** BEGIN Supplied data **
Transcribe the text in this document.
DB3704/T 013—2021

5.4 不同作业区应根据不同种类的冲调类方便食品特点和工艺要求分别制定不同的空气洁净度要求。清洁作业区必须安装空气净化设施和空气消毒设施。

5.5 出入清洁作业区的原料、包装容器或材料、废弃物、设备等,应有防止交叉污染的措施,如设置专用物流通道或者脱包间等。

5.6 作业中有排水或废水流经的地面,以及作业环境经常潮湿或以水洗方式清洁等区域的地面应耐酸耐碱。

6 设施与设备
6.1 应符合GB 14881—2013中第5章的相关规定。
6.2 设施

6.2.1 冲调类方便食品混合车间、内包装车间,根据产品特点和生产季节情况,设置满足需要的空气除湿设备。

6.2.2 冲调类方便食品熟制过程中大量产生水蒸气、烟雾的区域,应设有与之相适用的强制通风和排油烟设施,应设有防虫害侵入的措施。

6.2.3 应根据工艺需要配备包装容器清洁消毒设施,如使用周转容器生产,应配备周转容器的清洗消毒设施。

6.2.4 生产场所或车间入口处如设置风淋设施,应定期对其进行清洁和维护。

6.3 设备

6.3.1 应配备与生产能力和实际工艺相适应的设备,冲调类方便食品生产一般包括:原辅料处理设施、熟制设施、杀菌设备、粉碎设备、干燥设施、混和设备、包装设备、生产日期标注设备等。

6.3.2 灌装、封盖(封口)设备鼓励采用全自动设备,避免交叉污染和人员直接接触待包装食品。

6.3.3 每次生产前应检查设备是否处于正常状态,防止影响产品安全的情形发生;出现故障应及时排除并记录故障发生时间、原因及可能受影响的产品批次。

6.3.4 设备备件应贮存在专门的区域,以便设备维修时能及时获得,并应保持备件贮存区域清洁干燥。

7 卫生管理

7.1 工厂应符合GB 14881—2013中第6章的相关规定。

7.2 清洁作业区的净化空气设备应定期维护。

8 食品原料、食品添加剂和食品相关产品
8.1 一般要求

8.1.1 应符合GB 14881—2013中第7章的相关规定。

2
** END Supplied data **
▶ Goal:
Output the records verbatim, from the first line to the last.

▶ Output for this task:
Transcribe the text in this document.
DB3704/T 013—2021

5.4 不同作业区应根据不同种类的冲调类方便食品特点和工艺要求分别制定不同的空气洁净度要求。清洁作业区必须安装空气净化设施和空气消毒设施。

5.5 出入清洁作业区的原料、包装容器或材料、废弃物、设备等,应有防止交叉污染的措施,如设置专用物流通道或者脱包间等。

5.6 作业中有排水或废水流经的地面,以及作业环境经常潮湿或以水洗方式清洁等区域的地面应耐酸耐碱。

6 设施与设备
6.1 应符合GB 14881—2013中第5章的相关规定。
6.2 设施

6.2.1 冲调类方便食品混合车间、内包装车间,根据产品特点和生产季节情况,设置满足需要的空气除湿设备。

6.2.2 冲调类方便食品熟制过程中大量产生水蒸气、烟雾的区域,应设有与之相适用的强制通风和排油烟设施,应设有防虫害侵入的措施。

6.2.3 应根据工艺需要配备包装容器清洁消毒设施,如使用周转容器生产,应配备周转容器的清洗消毒设施。

6.2.4 生产场所或车间入口处如设置风淋设施,应定期对其进行清洁和维护。

6.3 设备

6.3.1 应配备与生产能力和实际工艺相适应的设备,冲调类方便食品生产一般包括:原辅料处理设施、熟制设施、杀菌设备、粉碎设备、干燥设施、混和设备、包装设备、生产日期标注设备等。

6.3.2 灌装、封盖(封口)设备鼓励采用全自动设备,避免交叉污染和人员直接接触待包装食品。

6.3.3 每次生产前应检查设备是否处于正常状态,防止影响产品安全的情形发生;出现故障应及时排除并记录故障发生时间、原因及可能受影响的产品批次。

6.3.4 设备备件应贮存在专门的区域,以便设备维修时能及时获得,并应保持备件贮存区域清洁干燥。

7 卫生管理

7.1 工厂应符合GB 14881—2013中第6章的相关规定。

7.2 清洁作业区的净化空气设备应定期维护。

8 食品原料、食品添加剂和食品相关产品
8.1 一般要求

8.1.1 应符合GB 14881—2013中第7章的相关规定。

2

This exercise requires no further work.